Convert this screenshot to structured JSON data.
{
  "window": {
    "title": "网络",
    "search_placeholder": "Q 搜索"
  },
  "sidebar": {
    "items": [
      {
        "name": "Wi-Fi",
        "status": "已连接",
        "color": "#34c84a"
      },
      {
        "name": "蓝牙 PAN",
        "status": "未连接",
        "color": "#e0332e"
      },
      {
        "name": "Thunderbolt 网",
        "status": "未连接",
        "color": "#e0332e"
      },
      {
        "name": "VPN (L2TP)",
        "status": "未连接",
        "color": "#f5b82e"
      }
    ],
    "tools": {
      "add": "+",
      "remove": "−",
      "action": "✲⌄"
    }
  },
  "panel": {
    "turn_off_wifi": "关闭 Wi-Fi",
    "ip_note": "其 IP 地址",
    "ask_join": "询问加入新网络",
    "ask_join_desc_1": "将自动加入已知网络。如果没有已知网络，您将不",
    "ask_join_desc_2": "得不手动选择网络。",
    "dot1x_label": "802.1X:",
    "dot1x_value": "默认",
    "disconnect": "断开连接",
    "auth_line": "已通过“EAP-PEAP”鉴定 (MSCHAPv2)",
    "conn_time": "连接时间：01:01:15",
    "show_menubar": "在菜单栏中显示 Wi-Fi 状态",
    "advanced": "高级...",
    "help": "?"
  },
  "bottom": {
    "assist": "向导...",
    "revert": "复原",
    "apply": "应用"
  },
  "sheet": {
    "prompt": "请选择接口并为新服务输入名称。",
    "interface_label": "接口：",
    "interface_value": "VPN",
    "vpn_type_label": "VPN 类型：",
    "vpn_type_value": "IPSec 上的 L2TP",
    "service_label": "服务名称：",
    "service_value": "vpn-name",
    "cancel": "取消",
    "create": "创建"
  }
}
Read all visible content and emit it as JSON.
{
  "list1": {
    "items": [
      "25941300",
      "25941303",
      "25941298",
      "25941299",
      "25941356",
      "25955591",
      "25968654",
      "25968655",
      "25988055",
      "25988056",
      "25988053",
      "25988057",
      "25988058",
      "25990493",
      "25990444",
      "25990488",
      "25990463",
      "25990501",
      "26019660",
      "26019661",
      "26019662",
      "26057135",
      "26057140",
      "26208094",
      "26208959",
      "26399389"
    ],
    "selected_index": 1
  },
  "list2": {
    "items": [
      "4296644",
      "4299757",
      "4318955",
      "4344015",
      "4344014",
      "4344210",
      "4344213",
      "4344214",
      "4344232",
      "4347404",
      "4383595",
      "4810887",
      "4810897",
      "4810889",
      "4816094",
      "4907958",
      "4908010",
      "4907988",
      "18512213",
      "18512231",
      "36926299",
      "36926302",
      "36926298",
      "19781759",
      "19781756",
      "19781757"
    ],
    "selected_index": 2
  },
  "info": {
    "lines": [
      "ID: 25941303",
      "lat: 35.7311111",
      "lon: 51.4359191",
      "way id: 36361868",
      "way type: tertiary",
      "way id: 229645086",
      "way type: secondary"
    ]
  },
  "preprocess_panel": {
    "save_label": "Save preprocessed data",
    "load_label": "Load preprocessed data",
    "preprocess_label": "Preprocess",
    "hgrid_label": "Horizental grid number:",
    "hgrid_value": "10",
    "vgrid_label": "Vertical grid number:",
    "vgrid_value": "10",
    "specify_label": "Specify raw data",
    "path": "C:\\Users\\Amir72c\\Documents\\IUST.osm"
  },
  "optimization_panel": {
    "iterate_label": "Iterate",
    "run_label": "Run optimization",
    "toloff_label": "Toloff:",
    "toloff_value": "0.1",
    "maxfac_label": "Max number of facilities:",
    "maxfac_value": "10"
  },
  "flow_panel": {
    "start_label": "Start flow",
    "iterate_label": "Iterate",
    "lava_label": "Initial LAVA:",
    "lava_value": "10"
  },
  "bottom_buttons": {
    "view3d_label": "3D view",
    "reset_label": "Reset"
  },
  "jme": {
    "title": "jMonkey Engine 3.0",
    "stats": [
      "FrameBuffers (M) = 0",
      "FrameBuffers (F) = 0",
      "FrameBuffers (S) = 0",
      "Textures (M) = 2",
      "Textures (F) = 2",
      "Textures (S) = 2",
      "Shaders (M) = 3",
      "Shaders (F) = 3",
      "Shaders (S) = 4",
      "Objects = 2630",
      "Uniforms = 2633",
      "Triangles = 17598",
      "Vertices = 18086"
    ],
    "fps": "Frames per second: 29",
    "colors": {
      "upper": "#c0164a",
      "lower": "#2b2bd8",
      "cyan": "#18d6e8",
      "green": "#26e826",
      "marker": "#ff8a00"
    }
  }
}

══════════

* INSTRUCTION
Repeat the listing in full, keeping every line exactly as it is.

* PROBLEM SOLUTION
Convert this screenshot to structured JSON data.
{
  "window": {
    "title": "网络",
    "search_placeholder": "Q 搜索"
  },
  "sidebar": {
    "items": [
      {
        "name": "Wi-Fi",
        "status": "已连接",
        "color": "#34c84a"
      },
      {
        "name": "蓝牙 PAN",
        "status": "未连接",
        "color": "#e0332e"
      },
      {
        "name": "Thunderbolt 网",
        "status": "未连接",
        "color": "#e0332e"
      },
      {
        "name": "VPN (L2TP)",
        "status": "未连接",
        "color": "#f5b82e"
      }
    ],
    "tools": {
      "add": "+",
      "remove": "−",
      "action": "✲⌄"
    }
  },
  "panel": {
    "turn_off_wifi": "关闭 Wi-Fi",
    "ip_note": "其 IP 地址",
    "ask_join": "询问加入新网络",
    "ask_join_desc_1": "将自动加入已知网络。如果没有已知网络，您将不",
    "ask_join_desc_2": "得不手动选择网络。",
    "dot1x_label": "802.1X:",
    "dot1x_value": "默认",
    "disconnect": "断开连接",
    "auth_line": "已通过“EAP-PEAP”鉴定 (MSCHAPv2)",
    "conn_time": "连接时间：01:01:15",
    "show_menubar": "在菜单栏中显示 Wi-Fi 状态",
    "advanced": "高级...",
    "help": "?"
  },
  "bottom": {
    "assist": "向导...",
    "revert": "复原",
    "apply": "应用"
  },
  "sheet": {
    "prompt": "请选择接口并为新服务输入名称。",
    "interface_label": "接口：",
    "interface_value": "VPN",
    "vpn_type_label": "VPN 类型：",
    "vpn_type_value": "IPSec 上的 L2TP",
    "service_label": "服务名称：",
    "service_value": "vpn-name",
    "cancel": "取消",
    "create": "创建"
  }
}
Read all visible content and emit it as JSON.
{
  "list1": {
    "items": [
      "25941300",
      "25941303",
      "25941298",
      "25941299",
      "25941356",
      "25955591",
      "25968654",
      "25968655",
      "25988055",
      "25988056",
      "25988053",
      "25988057",
      "25988058",
      "25990493",
      "25990444",
      "25990488",
      "25990463",
      "25990501",
      "26019660",
      "26019661",
      "26019662",
      "26057135",
      "26057140",
      "26208094",
      "26208959",
      "26399389"
    ],
    "selected_index": 1
  },
  "list2": {
    "items": [
      "4296644",
      "4299757",
      "4318955",
      "4344015",
      "4344014",
      "4344210",
      "4344213",
      "4344214",
      "4344232",
      "4347404",
      "4383595",
      "4810887",
      "4810897",
      "4810889",
      "4816094",
      "4907958",
      "4908010",
      "4907988",
      "18512213",
      "18512231",
      "36926299",
      "36926302",
      "36926298",
      "19781759",
      "19781756",
      "19781757"
    ],
    "selected_index": 2
  },
  "info": {
    "lines": [
      "ID: 25941303",
      "lat: 35.7311111",
      "lon: 51.4359191",
      "way id: 36361868",
      "way type: tertiary",
      "way id: 229645086",
      "way type: secondary"
    ]
  },
  "preprocess_panel": {
    "save_label": "Save preprocessed data",
    "load_label": "Load preprocessed data",
    "preprocess_label": "Preprocess",
    "hgrid_label": "Horizental grid number:",
    "hgrid_value": "10",
    "vgrid_label": "Vertical grid number:",
    "vgrid_value": "10",
    "specify_label": "Specify raw data",
    "path": "C:\\Users\\Amir72c\\Documents\\IUST.osm"
  },
  "optimization_panel": {
    "iterate_label": "Iterate",
    "run_label": "Run optimization",
    "toloff_label": "Toloff:",
    "toloff_value": "0.1",
    "maxfac_label": "Max number of facilities:",
    "maxfac_value": "10"
  },
  "flow_panel": {
    "start_label": "Start flow",
    "iterate_label": "Iterate",
    "lava_label": "Initial LAVA:",
    "lava_value": "10"
  },
  "bottom_buttons": {
    "view3d_label": "3D view",
    "reset_label": "Reset"
  },
  "jme": {
    "title": "jMonkey Engine 3.0",
    "stats": [
      "FrameBuffers (M) = 0",
      "FrameBuffers (F) = 0",
      "FrameBuffers (S) = 0",
      "Textures (M) = 2",
      "Textures (F) = 2",
      "Textures (S) = 2",
      "Shaders (M) = 3",
      "Shaders (F) = 3",
      "Shaders (S) = 4",
      "Objects = 2630",
      "Uniforms = 2633",
      "Triangles = 17598",
      "Vertices = 18086"
    ],
    "fps": "Frames per second: 29",
    "colors": {
      "upper": "#c0164a",
      "lower": "#2b2bd8",
      "cyan": "#18d6e8",
      "green": "#26e826",
      "marker": "#ff8a00"
    }
  }
}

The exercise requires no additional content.